» **Dataset records**
*****
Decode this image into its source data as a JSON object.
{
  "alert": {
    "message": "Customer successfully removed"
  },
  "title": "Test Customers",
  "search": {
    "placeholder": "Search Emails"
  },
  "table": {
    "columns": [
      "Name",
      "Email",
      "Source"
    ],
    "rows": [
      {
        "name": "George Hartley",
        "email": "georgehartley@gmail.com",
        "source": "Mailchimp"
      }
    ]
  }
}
*****
» **SET TASK**
Your task is to transcribe the listing above in full, exactly as given.

» **FULL OUTPUT**
Decode this image into its source data as a JSON object.
{
  "alert": {
    "message": "Customer successfully removed"
  },
  "title": "Test Customers",
  "search": {
    "placeholder": "Search Emails"
  },
  "table": {
    "columns": [
      "Name",
      "Email",
      "Source"
    ],
    "rows": [
      {
        "name": "George Hartley",
        "email": "georgehartley@gmail.com",
        "source": "Mailchimp"
      }
    ]
  }
}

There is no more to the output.